EXCERPT >>
** START **

An open letter to the President of the Republic of South Sudan Gen. Salva Kiir Mayardit and First Vice President designate Dr. Riek Machar Teny from Equatorian Leaders in the Diaspora regarding the implementation of the Agreement on Resolution of Conflict in South Sudan (ARCISS)


An open letter to the President of the Republic of South Sudan Gen. Salva Kiir Mayardit and First Vice President designate Dr.  Riek Machar Teny from Equatorian Leaders in the Diaspora regarding the implementation of the Agreement on Resolution of Conflict in South Sudan (ARCISS)


  • E. Festus Mogae, Chairman of Joint Monitoring and Evaluation Commission (JMEC), Juba, South Sudan
  • The Chair of IGAD-Plus, C/o E Hailemariam Dessalegn, Prime Minister of Federal Democratic Republic of Ethiopia

12th April 2016

From:  Equatorian Leaders in the Diaspora:


  1. Federico Awi Vuni, Chair, Equatorian Community in the UK
  2. Kwaje Lasu, President, Equatorian South Sudanese Community Association, USA
  3. Joseph Modi, President, Equatorian South Sudanese Community Association, Canada
  4. Mr William Orule, Chairperson, Equatoria Community & Welfare Association, NSW, AUSTRALIA

For correspondence: Mr. Federico Awi Vuni; Email:

Your Excellencies,

  1. We would like to take this rare opportunity to welcome the imminent arrival of 1st Vice President designate Dr. Riek Machar to the capital Juba. We appeal to the President of the Republic to extend an open hand in welcoming in good faith, his compatriot Dr. Riek Machar Teny, leader of the SPLM/A (In Opposition) and all those who had taken arms back to the country. Our people have suffered enough; it is time to rebuild the ruins. Now is the time to gain the political courage, wisdom and patriotism and rise above tribal sentiments to silence the guns forever, and to revert the unprecedented social and material damage inflicted upon the people and the land by the “senseless” war that broke out in December 2013.  Unfortunately, in spite of the permanent ceasefire, government forces are on offensive in parts of the formerly peaceful regions of greater Equatoria and Western Bahar el Ghazal and parts of Upper Nile.
  2. We acknowledge the huge challenges awaiting the transitional government of national unity as it embarks in earnest with implementation of the Agreement for resolution of the Conflict in South Sudan (ARCISS) signed in August 2015, by the main parties to the conflict namely: the government of the Republic, the SPLM/A-IO and the Former Detainees. However, as we pointed out in our previous statements, we reiterate that:
    1. The Agreement was not inclusive, it was an Agreement among SPLM/A factions, and therefore ignored other legitimate national political stakeholders.
    2. That the Agreement was flawed because it did not sufficiently address the core issues which led to the outbreak of the conflict in the first place. It merely divided powers between the various factions of the SPLM/A which regrettably is a recipe for future instability.

** END **

WHAT YOU HAVE TO DO >> In the open letter, when was the Agreement on Resolution of Conflict in South Sudan signed?

LISTED RECORDS >>
** START **

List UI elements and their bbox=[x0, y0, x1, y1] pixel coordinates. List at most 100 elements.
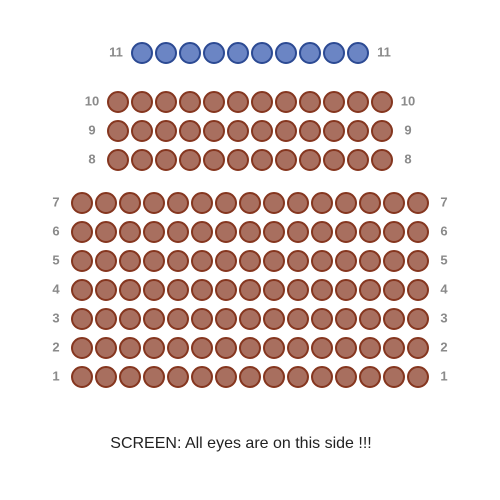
seat[interactable] bbox=[179, 91, 201, 113]
seat[interactable] bbox=[95, 366, 117, 388]
seat[interactable] bbox=[167, 337, 189, 359]
seat[interactable] bbox=[335, 221, 357, 243]
seat[interactable] bbox=[359, 221, 381, 243]
seat[interactable] bbox=[143, 192, 165, 214]
seat[interactable] bbox=[311, 337, 333, 359]
seat[interactable] bbox=[359, 192, 381, 214]
seat[interactable] bbox=[191, 337, 213, 359]
seat[interactable] bbox=[383, 366, 405, 388]
seat[interactable] bbox=[251, 42, 273, 64]
seat[interactable] bbox=[323, 149, 345, 171]
seat[interactable] bbox=[347, 91, 369, 113]
seat[interactable] bbox=[359, 337, 381, 359]
seat[interactable] bbox=[299, 42, 321, 64]
seat[interactable] bbox=[383, 250, 405, 272]
seat[interactable] bbox=[299, 149, 321, 171]
seat[interactable] bbox=[371, 91, 393, 113]
seat[interactable] bbox=[227, 42, 249, 64]
seat[interactable] bbox=[95, 337, 117, 359]
seat[interactable] bbox=[107, 91, 129, 113]
seat[interactable] bbox=[263, 221, 285, 243]
seat[interactable] bbox=[335, 192, 357, 214]
seat[interactable] bbox=[107, 149, 129, 171]
seat[interactable] bbox=[191, 192, 213, 214]
seat[interactable] bbox=[407, 308, 429, 330]
seat[interactable] bbox=[263, 192, 285, 214]
seat[interactable] bbox=[347, 149, 369, 171]
seat[interactable] bbox=[191, 279, 213, 301]
seat[interactable] bbox=[383, 279, 405, 301]
seat[interactable] bbox=[263, 250, 285, 272]
seat[interactable] bbox=[263, 366, 285, 388]
seat[interactable] bbox=[167, 366, 189, 388]
seat[interactable] bbox=[95, 221, 117, 243]
seat[interactable] bbox=[383, 192, 405, 214]
seat[interactable] bbox=[407, 250, 429, 272]
seat[interactable] bbox=[119, 221, 141, 243]
seat[interactable] bbox=[371, 120, 393, 142]
seat[interactable] bbox=[203, 42, 225, 64]
seat[interactable] bbox=[311, 279, 333, 301]
seat[interactable] bbox=[311, 366, 333, 388]
seat[interactable] bbox=[167, 192, 189, 214]
seat[interactable] bbox=[407, 221, 429, 243]
seat[interactable] bbox=[407, 366, 429, 388]
seat[interactable] bbox=[95, 279, 117, 301]
seat[interactable] bbox=[95, 192, 117, 214]
seat[interactable] bbox=[239, 221, 261, 243]
seat[interactable] bbox=[167, 221, 189, 243]
seat[interactable] bbox=[119, 308, 141, 330]
seat[interactable] bbox=[71, 192, 93, 214]
seat[interactable] bbox=[287, 250, 309, 272]
seat[interactable] bbox=[71, 308, 93, 330]
seat[interactable] bbox=[323, 42, 345, 64]
seat[interactable] bbox=[191, 366, 213, 388]
seat[interactable] bbox=[215, 279, 237, 301]
seat[interactable] bbox=[143, 221, 165, 243]
seat[interactable] bbox=[143, 308, 165, 330]
seat[interactable] bbox=[71, 279, 93, 301]
seat[interactable] bbox=[203, 149, 225, 171]
seat[interactable] bbox=[215, 250, 237, 272]
seat[interactable] bbox=[311, 221, 333, 243]
seat[interactable] bbox=[239, 250, 261, 272]
seat[interactable] bbox=[119, 337, 141, 359]
seat[interactable] bbox=[347, 120, 369, 142]
seat[interactable] bbox=[263, 308, 285, 330]
seat[interactable] bbox=[335, 308, 357, 330]
seat[interactable] bbox=[107, 120, 129, 142]
seat[interactable] bbox=[71, 221, 93, 243]
seat[interactable] bbox=[287, 221, 309, 243]
seat[interactable] bbox=[131, 149, 153, 171]
seat[interactable] bbox=[335, 250, 357, 272]
seat[interactable] bbox=[251, 120, 273, 142]
seat[interactable] bbox=[143, 250, 165, 272]
seat[interactable] bbox=[179, 120, 201, 142]
seat[interactable] bbox=[95, 308, 117, 330]
seat[interactable] bbox=[359, 308, 381, 330]
seat[interactable] bbox=[335, 366, 357, 388]
seat[interactable] bbox=[287, 366, 309, 388]
seat[interactable] bbox=[251, 149, 273, 171]
seat[interactable] bbox=[131, 42, 153, 64]
seat[interactable] bbox=[335, 279, 357, 301]
seat[interactable] bbox=[167, 279, 189, 301]
seat[interactable] bbox=[155, 91, 177, 113]
seat[interactable] bbox=[407, 279, 429, 301]
seat[interactable] bbox=[143, 279, 165, 301]
seat[interactable] bbox=[263, 337, 285, 359]
seat[interactable] bbox=[383, 221, 405, 243]
seat[interactable] bbox=[191, 308, 213, 330]
seat[interactable] bbox=[287, 337, 309, 359]
seat[interactable] bbox=[131, 120, 153, 142]
seat[interactable] bbox=[143, 366, 165, 388]
seat[interactable] bbox=[227, 120, 249, 142]
seat[interactable] bbox=[311, 250, 333, 272]
seat[interactable] bbox=[275, 120, 297, 142]
seat[interactable] bbox=[71, 250, 93, 272]
seat[interactable] bbox=[323, 120, 345, 142]
seat[interactable] bbox=[359, 279, 381, 301]
seat[interactable] bbox=[119, 279, 141, 301]
seat[interactable] bbox=[215, 308, 237, 330]
seat[interactable] bbox=[191, 221, 213, 243]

** END **

REPLY >> August 2015